- [Directive] Each entry needs to be restated exactly as written.

::::

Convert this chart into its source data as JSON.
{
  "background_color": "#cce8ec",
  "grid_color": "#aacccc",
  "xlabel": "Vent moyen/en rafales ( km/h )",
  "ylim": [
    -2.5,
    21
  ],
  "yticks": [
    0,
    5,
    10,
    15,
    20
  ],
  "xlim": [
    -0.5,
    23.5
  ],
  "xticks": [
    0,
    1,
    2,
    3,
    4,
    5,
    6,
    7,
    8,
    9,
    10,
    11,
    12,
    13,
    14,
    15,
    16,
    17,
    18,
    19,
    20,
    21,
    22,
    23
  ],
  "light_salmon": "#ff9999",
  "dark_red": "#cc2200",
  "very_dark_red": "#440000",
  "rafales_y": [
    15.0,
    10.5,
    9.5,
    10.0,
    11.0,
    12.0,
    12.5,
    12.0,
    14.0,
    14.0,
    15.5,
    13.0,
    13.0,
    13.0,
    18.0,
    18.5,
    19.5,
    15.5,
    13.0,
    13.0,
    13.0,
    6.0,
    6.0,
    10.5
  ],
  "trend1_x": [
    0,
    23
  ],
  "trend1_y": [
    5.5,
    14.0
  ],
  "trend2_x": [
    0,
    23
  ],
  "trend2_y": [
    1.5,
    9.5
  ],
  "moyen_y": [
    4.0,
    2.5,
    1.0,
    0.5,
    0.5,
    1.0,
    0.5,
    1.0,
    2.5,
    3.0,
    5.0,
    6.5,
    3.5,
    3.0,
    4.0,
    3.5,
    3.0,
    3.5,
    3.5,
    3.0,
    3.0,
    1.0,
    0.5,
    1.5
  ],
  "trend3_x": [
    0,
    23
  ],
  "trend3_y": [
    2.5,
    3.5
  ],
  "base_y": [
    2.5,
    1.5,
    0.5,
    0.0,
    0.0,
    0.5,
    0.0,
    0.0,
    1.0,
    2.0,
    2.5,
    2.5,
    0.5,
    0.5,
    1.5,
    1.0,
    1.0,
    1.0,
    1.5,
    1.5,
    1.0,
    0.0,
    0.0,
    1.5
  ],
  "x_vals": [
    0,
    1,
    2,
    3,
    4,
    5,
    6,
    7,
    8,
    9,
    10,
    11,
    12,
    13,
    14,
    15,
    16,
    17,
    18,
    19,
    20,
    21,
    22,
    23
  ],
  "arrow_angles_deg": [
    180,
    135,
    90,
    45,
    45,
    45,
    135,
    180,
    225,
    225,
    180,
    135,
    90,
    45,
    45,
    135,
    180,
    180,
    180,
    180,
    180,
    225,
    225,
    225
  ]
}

::::

- [Final result]
Convert this chart into its source data as JSON.
{
  "background_color": "#cce8ec",
  "grid_color": "#aacccc",
  "xlabel": "Vent moyen/en rafales ( km/h )",
  "ylim": [
    -2.5,
    21
  ],
  "yticks": [
    0,
    5,
    10,
    15,
    20
  ],
  "xlim": [
    -0.5,
    23.5
  ],
  "xticks": [
    0,
    1,
    2,
    3,
    4,
    5,
    6,
    7,
    8,
    9,
    10,
    11,
    12,
    13,
    14,
    15,
    16,
    17,
    18,
    19,
    20,
    21,
    22,
    23
  ],
  "light_salmon": "#ff9999",
  "dark_red": "#cc2200",
  "very_dark_red": "#440000",
  "rafales_y": [
    15.0,
    10.5,
    9.5,
    10.0,
    11.0,
    12.0,
    12.5,
    12.0,
    14.0,
    14.0,
    15.5,
    13.0,
    13.0,
    13.0,
    18.0,
    18.5,
    19.5,
    15.5,
    13.0,
    13.0,
    13.0,
    6.0,
    6.0,
    10.5
  ],
  "trend1_x": [
    0,
    23
  ],
  "trend1_y": [
    5.5,
    14.0
  ],
  "trend2_x": [
    0,
    23
  ],
  "trend2_y": [
    1.5,
    9.5
  ],
  "moyen_y": [
    4.0,
    2.5,
    1.0,
    0.5,
    0.5,
    1.0,
    0.5,
    1.0,
    2.5,
    3.0,
    5.0,
    6.5,
    3.5,
    3.0,
    4.0,
    3.5,
    3.0,
    3.5,
    3.5,
    3.0,
    3.0,
    1.0,
    0.5,
    1.5
  ],
  "trend3_x": [
    0,
    23
  ],
  "trend3_y": [
    2.5,
    3.5
  ],
  "base_y": [
    2.5,
    1.5,
    0.5,
    0.0,
    0.0,
    0.5,
    0.0,
    0.0,
    1.0,
    2.0,
    2.5,
    2.5,
    0.5,
    0.5,
    1.5,
    1.0,
    1.0,
    1.0,
    1.5,
    1.5,
    1.0,
    0.0,
    0.0,
    1.5
  ],
  "x_vals": [
    0,
    1,
    2,
    3,
    4,
    5,
    6,
    7,
    8,
    9,
    10,
    11,
    12,
    13,
    14,
    15,
    16,
    17,
    18,
    19,
    20,
    21,
    22,
    23
  ],
  "arrow_angles_deg": [
    180,
    135,
    90,
    45,
    45,
    45,
    135,
    180,
    225,
    225,
    180,
    135,
    90,
    45,
    45,
    135,
    180,
    180,
    180,
    180,
    180,
    225,
    225,
    225
  ]
}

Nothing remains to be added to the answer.